--- begin ---
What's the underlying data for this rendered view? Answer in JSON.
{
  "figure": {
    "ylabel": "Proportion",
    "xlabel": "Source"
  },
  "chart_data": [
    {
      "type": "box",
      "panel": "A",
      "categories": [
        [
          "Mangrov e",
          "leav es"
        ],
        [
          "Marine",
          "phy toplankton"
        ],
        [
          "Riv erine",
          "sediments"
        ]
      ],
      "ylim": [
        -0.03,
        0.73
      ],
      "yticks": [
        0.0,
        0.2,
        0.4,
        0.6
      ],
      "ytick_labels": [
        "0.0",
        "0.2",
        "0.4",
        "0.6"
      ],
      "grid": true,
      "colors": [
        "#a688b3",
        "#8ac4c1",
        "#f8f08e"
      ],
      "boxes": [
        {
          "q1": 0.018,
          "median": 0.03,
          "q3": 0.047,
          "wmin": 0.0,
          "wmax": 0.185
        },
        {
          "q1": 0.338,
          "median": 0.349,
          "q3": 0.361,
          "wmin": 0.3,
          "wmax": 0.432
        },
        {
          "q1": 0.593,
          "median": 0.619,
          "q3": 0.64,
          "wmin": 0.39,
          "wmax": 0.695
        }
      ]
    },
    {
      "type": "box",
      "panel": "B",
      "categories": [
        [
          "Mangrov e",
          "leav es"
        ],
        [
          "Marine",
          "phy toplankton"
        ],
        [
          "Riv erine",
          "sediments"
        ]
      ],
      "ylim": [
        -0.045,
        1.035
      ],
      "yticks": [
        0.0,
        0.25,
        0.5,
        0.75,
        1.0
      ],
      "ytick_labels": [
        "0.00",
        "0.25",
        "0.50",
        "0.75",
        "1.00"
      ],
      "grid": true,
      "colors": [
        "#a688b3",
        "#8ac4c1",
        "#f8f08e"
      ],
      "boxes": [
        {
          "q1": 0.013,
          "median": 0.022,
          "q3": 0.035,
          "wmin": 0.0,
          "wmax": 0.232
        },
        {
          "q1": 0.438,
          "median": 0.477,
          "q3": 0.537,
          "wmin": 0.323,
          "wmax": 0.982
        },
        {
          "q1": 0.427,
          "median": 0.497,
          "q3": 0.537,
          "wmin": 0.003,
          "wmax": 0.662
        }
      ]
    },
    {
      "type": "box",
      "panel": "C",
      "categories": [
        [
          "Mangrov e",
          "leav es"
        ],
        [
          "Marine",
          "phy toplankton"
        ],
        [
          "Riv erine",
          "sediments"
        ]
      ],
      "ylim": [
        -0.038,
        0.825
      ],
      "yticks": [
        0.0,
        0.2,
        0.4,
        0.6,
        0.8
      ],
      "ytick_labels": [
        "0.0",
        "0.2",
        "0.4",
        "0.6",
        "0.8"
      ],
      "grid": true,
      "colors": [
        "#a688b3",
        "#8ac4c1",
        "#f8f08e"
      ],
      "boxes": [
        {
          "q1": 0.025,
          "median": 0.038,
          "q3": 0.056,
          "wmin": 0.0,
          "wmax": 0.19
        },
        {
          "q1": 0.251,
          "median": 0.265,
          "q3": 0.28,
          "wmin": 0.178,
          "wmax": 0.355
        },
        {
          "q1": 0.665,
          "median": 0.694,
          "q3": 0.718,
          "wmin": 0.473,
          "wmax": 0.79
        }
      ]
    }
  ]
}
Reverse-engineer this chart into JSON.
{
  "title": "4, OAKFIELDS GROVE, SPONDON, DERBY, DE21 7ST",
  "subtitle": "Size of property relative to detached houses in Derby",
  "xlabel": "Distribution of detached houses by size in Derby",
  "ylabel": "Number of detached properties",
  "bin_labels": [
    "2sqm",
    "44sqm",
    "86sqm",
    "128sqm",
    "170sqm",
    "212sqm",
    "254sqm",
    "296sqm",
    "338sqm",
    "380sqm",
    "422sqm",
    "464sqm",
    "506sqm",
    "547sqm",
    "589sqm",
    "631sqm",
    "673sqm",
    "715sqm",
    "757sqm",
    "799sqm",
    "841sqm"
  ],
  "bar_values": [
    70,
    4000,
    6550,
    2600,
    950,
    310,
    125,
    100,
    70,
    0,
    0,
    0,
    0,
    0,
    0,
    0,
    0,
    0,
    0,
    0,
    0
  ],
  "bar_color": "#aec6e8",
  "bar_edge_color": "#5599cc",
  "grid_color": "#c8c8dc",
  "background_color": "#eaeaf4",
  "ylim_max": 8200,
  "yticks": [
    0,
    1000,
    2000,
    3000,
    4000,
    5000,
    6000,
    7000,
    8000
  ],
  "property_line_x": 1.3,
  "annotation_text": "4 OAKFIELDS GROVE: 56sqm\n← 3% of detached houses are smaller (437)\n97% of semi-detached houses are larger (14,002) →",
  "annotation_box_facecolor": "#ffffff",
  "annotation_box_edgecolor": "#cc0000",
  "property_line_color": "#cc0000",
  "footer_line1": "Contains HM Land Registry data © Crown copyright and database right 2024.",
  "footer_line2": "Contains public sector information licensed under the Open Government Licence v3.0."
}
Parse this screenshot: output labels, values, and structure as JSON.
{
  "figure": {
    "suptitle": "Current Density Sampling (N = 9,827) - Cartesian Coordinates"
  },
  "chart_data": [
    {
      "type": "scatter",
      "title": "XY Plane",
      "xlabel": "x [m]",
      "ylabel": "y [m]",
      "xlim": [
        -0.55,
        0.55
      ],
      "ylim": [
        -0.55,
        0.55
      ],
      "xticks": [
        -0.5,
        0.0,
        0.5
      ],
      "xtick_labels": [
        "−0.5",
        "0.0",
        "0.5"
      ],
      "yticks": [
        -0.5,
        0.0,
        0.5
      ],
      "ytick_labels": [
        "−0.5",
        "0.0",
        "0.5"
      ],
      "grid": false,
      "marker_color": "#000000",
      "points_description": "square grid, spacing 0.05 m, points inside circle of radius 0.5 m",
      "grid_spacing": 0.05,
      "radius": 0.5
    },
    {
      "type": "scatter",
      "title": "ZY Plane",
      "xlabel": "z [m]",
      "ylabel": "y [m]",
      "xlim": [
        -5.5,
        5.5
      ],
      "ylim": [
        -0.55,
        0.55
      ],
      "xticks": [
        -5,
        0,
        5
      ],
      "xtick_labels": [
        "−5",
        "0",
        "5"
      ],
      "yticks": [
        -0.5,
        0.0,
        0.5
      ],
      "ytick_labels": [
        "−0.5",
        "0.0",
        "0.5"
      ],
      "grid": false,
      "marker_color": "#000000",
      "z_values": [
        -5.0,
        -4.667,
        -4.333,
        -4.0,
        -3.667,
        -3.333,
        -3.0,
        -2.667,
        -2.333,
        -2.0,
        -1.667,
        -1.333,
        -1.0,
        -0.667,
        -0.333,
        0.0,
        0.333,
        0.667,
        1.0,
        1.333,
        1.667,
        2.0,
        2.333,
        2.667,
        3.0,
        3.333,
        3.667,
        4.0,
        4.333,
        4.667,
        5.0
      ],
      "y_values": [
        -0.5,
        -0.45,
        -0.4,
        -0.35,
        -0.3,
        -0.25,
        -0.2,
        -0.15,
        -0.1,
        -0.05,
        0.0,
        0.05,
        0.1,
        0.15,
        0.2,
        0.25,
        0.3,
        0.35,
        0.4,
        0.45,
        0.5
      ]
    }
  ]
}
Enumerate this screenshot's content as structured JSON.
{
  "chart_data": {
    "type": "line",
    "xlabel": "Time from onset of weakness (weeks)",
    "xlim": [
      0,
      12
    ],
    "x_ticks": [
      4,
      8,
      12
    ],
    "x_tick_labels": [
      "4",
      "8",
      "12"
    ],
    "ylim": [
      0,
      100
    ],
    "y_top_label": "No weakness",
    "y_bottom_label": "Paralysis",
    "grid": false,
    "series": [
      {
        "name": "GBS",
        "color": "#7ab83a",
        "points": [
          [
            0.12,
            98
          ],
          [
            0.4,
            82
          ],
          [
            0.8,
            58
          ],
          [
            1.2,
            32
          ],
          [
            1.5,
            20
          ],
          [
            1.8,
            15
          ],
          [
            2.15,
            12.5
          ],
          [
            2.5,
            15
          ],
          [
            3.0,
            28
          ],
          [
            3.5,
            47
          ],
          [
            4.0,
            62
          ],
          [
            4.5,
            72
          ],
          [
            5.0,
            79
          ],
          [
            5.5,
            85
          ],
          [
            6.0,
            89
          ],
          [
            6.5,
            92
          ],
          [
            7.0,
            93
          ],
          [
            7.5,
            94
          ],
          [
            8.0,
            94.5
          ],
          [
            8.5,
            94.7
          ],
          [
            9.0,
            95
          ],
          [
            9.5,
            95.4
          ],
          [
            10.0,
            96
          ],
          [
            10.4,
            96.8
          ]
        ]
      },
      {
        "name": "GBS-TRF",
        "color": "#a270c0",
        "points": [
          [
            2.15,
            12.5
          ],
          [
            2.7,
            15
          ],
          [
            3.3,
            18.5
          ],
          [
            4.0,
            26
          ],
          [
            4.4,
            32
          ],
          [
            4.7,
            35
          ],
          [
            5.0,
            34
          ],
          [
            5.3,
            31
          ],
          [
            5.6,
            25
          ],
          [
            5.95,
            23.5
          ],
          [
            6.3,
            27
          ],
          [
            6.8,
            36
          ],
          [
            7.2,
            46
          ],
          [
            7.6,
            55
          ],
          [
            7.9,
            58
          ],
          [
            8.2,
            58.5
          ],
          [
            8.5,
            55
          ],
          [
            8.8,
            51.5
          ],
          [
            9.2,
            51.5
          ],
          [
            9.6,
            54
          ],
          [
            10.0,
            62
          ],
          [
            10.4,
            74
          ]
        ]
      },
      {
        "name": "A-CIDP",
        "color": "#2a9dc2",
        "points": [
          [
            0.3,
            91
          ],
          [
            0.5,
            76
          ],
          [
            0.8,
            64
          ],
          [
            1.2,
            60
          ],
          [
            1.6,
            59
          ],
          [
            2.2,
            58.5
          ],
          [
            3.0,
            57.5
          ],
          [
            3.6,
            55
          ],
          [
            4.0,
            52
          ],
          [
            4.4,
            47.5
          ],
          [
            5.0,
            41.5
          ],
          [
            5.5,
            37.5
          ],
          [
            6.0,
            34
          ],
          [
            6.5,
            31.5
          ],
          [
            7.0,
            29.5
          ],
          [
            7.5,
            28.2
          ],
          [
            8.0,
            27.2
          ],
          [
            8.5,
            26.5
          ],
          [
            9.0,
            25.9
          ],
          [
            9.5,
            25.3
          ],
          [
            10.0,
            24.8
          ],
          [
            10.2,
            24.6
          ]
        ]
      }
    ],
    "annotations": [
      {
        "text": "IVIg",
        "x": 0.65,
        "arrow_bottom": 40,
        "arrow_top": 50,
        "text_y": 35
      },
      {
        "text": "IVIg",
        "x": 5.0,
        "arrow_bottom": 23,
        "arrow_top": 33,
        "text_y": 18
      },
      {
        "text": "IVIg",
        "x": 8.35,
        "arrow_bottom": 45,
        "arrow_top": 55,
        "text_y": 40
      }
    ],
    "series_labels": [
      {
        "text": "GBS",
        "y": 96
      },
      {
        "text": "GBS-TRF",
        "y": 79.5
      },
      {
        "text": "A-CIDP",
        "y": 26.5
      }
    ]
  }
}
--- end ---
How many lines in the listing contain "ylabel"? Answer with the number alone.

Exercise output: 4